An editor must have access to good footage to build an initial video sequence, called a rough cut. This is quite labor intensive. Editing a single minute of a rough cut can take even a skilled editor around 90 minutes. If there are large amounts of footage, it can take an editor several days to organize the content. This leaves journalists little time to make the important artistic and stylistic decisions that contribute to expressive storytelling.

In our project we plan to develop a system to support the process of making a rough cut. Some of the primary challenges of generating a rough cut include planning, capturing, and annotating footage, finding relevant video clips, and pairing audio and visual content. We are taking initial steps toward building a system to address these challenges and make the process of producing a rough cut easier and more time efficient. In our project we will support video teams by encouraging the camera crew to capture new perspectives. Having multiple viewpoints enables editors to have more flexibility in how they construct the narrative. We plan to explore new ways to interact with drones as professional journalistic tools.

Once editors find the video segments of interest, they annotate the shots to make it easier to construct a video sequence. Labels editors add might include the speaker in the shot and the shot type, such as establishing, medium or close-up shots. Our system will use computer vision face detection techniques to identify the speaker and characterize the shot type automatically. We will also allow the editor to talk over the video to provide annotations. Having videos labeled will help reduce the amount of time it takes editors to find the raw footage they need to construct the narrative.

## The data
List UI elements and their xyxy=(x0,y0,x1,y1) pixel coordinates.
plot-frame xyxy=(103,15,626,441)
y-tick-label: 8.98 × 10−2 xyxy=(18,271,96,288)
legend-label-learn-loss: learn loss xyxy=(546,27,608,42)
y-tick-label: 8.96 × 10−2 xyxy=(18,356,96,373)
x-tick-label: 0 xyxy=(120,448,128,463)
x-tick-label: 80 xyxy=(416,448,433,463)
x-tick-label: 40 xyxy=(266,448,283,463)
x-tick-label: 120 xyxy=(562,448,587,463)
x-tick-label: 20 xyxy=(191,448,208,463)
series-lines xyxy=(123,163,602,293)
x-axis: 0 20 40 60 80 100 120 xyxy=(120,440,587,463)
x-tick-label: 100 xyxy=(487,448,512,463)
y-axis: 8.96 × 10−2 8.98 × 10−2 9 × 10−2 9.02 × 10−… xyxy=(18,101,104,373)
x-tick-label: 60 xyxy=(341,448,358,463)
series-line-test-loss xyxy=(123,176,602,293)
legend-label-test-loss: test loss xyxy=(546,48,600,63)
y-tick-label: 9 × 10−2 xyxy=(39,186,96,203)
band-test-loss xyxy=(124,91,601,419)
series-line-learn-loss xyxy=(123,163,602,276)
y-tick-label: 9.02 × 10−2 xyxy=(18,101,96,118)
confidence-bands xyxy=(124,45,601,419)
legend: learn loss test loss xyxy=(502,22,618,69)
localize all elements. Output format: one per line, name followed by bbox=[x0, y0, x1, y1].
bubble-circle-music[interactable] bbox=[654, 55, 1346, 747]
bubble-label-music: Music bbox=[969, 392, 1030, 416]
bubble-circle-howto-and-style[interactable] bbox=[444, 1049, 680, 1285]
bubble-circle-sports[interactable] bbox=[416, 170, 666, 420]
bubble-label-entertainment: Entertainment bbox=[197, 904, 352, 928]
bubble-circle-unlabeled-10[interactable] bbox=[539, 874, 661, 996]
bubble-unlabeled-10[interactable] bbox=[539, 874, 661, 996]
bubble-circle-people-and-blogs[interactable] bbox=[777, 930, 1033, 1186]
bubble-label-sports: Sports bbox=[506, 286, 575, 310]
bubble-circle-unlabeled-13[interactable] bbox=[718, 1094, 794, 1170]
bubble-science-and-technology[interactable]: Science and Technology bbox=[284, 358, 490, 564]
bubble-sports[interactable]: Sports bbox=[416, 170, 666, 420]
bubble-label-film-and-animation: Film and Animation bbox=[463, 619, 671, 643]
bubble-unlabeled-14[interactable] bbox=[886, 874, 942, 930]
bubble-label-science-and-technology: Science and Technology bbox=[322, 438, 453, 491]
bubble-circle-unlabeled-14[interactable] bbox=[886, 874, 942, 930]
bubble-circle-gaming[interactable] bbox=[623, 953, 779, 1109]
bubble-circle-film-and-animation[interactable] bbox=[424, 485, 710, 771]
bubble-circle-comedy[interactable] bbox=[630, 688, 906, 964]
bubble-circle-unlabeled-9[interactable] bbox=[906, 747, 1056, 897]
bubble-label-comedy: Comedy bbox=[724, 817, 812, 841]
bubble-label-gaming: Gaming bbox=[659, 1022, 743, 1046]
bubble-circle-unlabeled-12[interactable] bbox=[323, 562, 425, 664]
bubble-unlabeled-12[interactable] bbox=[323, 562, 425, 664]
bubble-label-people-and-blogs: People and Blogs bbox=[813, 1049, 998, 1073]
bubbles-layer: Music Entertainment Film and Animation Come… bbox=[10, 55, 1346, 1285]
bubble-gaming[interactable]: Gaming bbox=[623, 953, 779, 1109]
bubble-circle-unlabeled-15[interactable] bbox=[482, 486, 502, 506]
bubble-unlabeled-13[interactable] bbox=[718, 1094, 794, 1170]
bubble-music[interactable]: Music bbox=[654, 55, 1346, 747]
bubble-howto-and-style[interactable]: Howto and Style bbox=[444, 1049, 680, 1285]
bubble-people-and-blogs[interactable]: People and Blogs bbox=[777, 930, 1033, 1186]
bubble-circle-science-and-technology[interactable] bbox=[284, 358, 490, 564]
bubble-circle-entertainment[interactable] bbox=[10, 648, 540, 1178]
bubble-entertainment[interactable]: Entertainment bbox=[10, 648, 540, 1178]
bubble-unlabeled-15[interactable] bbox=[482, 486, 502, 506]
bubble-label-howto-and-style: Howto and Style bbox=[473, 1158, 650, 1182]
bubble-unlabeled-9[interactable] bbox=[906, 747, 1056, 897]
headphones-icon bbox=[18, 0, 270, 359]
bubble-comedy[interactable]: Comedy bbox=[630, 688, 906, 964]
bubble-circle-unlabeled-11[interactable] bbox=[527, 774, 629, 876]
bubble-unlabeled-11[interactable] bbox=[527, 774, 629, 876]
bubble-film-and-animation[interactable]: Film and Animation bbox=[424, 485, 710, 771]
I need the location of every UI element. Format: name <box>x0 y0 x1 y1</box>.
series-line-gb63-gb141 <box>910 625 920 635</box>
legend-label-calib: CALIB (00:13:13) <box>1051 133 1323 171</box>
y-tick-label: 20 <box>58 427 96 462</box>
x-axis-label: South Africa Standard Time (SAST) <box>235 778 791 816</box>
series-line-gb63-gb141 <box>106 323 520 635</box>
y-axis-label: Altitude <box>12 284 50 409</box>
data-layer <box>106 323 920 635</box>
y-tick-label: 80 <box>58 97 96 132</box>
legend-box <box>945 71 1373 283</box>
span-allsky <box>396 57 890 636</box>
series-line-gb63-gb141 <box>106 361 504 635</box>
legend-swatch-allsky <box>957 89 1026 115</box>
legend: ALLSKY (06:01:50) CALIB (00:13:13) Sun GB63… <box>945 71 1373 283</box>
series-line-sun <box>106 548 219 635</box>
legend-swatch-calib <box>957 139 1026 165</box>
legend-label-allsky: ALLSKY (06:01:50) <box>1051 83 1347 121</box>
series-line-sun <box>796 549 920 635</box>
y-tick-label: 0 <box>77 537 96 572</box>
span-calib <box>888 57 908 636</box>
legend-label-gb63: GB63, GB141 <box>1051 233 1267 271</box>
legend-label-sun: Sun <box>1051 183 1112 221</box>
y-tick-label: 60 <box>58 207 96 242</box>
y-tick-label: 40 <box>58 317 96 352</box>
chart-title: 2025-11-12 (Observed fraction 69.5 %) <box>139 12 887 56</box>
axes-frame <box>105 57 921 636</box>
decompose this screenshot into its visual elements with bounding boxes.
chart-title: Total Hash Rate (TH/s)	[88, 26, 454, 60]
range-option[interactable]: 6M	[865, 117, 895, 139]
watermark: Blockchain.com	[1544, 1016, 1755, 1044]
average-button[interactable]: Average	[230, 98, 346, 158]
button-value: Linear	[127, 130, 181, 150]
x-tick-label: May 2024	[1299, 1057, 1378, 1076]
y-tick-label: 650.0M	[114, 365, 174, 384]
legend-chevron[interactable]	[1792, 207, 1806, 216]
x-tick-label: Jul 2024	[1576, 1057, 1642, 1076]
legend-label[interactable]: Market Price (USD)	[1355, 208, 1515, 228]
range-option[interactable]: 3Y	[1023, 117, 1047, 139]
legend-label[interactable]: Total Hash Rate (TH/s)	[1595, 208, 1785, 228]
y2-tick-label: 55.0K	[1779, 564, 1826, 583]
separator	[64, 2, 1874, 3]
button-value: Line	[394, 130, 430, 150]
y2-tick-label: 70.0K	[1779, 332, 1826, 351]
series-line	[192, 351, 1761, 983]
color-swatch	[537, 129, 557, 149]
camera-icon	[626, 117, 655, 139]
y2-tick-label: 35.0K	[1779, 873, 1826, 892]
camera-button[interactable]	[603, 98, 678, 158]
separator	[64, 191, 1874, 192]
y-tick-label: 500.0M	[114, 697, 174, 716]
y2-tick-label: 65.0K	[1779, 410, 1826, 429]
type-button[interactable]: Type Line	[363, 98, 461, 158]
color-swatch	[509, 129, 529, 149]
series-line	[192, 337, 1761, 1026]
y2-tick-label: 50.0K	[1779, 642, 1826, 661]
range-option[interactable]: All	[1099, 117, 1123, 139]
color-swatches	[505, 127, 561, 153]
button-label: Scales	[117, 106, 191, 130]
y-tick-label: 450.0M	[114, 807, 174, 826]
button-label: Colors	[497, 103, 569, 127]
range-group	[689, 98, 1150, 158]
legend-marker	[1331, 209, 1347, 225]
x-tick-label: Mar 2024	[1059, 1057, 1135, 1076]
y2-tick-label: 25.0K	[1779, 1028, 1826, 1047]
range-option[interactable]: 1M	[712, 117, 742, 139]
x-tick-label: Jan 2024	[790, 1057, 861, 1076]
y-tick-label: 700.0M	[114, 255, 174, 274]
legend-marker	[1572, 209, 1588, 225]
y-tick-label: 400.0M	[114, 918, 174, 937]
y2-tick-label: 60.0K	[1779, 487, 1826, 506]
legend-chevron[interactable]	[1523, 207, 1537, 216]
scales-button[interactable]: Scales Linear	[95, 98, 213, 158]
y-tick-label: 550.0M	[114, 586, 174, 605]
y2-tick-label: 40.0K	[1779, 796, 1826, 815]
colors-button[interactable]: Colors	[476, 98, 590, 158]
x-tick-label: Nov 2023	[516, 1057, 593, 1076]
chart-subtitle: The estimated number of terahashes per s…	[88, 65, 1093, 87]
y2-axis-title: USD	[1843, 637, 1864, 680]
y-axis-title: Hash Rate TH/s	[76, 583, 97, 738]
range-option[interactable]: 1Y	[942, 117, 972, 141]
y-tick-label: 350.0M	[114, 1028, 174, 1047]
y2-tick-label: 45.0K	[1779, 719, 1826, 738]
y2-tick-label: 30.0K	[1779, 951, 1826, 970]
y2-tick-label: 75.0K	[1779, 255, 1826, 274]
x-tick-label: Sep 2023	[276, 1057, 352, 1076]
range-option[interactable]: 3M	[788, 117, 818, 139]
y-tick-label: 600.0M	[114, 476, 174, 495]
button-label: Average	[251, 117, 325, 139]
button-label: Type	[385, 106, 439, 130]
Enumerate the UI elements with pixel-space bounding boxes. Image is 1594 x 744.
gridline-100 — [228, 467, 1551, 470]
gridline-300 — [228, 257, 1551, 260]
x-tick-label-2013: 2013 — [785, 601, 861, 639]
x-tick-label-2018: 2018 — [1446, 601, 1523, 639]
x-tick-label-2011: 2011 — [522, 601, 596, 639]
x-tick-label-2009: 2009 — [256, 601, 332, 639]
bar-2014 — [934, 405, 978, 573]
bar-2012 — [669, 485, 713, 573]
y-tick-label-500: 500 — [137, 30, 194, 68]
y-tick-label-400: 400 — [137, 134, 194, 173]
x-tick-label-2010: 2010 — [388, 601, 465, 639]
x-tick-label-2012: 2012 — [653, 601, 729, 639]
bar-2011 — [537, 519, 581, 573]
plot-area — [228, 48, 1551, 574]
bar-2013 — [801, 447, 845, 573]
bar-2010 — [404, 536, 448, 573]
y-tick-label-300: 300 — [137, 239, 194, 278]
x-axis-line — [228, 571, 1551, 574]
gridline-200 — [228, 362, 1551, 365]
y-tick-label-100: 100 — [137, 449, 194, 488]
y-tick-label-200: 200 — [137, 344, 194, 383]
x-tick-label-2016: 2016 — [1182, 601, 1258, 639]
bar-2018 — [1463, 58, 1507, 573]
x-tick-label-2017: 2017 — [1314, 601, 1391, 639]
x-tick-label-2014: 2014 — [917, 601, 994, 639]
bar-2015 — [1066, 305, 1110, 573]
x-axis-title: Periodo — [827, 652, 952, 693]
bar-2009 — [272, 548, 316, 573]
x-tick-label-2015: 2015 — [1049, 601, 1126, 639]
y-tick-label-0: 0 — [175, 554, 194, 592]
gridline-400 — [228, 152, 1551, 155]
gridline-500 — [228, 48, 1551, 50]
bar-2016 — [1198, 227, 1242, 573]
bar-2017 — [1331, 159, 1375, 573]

## Activity list
1. In the passage on rough-cut video editing, how long can it take even a skilled editor to edit a single minute of a rough cut?
2. Repeat word for word the stretch of the passage on rough-cut video editing from "In our project we plan" through "professional journalistic tools.".
3. List the shot types that the passage on rough-cut video editing gives as examples of labels editors might add.
The lines have no role in this exercise.

## Responses per task
1. Around 90 minutes.

2.
In our project we plan to develop a system to support the process of making a rough cut. Some of the primary challenges of generating a rough cut include planning, capturing, and annotating footage, finding relevant video clips, and pairing audio and visual content. We are taking initial steps toward building a system to address these challenges and make the process of producing a rough cut easier and more time efficient. In our project we will support video teams by encouraging the camera crew to capture new perspectives. Having multiple viewpoints enables editors to have more flexibility in how they construct the narrative. We plan to explore new ways to interact with drones as professional journalistic tools.

3. Establishing, medium, close-up